───── Provided records

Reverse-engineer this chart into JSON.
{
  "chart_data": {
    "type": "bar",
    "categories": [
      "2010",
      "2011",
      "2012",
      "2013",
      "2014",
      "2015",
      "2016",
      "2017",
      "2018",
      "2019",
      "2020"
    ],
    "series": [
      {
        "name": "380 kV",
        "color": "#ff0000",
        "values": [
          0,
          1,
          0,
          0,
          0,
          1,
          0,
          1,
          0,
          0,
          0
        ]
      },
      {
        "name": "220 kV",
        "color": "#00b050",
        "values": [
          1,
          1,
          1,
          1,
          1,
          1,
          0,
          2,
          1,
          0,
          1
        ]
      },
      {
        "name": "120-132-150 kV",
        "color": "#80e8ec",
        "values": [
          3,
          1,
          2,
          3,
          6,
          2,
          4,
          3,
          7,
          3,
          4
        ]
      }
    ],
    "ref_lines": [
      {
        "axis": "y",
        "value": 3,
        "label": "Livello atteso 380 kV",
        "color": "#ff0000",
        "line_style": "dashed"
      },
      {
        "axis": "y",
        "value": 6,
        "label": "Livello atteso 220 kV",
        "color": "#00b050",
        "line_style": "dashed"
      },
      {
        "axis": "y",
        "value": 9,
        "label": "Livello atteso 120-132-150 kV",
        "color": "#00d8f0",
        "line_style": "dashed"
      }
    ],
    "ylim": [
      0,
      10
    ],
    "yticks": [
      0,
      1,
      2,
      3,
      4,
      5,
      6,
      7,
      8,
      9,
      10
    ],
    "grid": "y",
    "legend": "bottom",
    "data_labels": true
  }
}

──────────

◆ Given instruction
Give an exact repetition of all the material.

◆ Finished answer
Reverse-engineer this chart into JSON.
{
  "chart_data": {
    "type": "bar",
    "categories": [
      "2010",
      "2011",
      "2012",
      "2013",
      "2014",
      "2015",
      "2016",
      "2017",
      "2018",
      "2019",
      "2020"
    ],
    "series": [
      {
        "name": "380 kV",
        "color": "#ff0000",
        "values": [
          0,
          1,
          0,
          0,
          0,
          1,
          0,
          1,
          0,
          0,
          0
        ]
      },
      {
        "name": "220 kV",
        "color": "#00b050",
        "values": [
          1,
          1,
          1,
          1,
          1,
          1,
          0,
          2,
          1,
          0,
          1
        ]
      },
      {
        "name": "120-132-150 kV",
        "color": "#80e8ec",
        "values": [
          3,
          1,
          2,
          3,
          6,
          2,
          4,
          3,
          7,
          3,
          4
        ]
      }
    ],
    "ref_lines": [
      {
        "axis": "y",
        "value": 3,
        "label": "Livello atteso 380 kV",
        "color": "#ff0000",
        "line_style": "dashed"
      },
      {
        "axis": "y",
        "value": 6,
        "label": "Livello atteso 220 kV",
        "color": "#00b050",
        "line_style": "dashed"
      },
      {
        "axis": "y",
        "value": 9,
        "label": "Livello atteso 120-132-150 kV",
        "color": "#00d8f0",
        "line_style": "dashed"
      }
    ],
    "ylim": [
      0,
      10
    ],
    "yticks": [
      0,
      1,
      2,
      3,
      4,
      5,
      6,
      7,
      8,
      9,
      10
    ],
    "grid": "y",
    "legend": "bottom",
    "data_labels": true
  }
}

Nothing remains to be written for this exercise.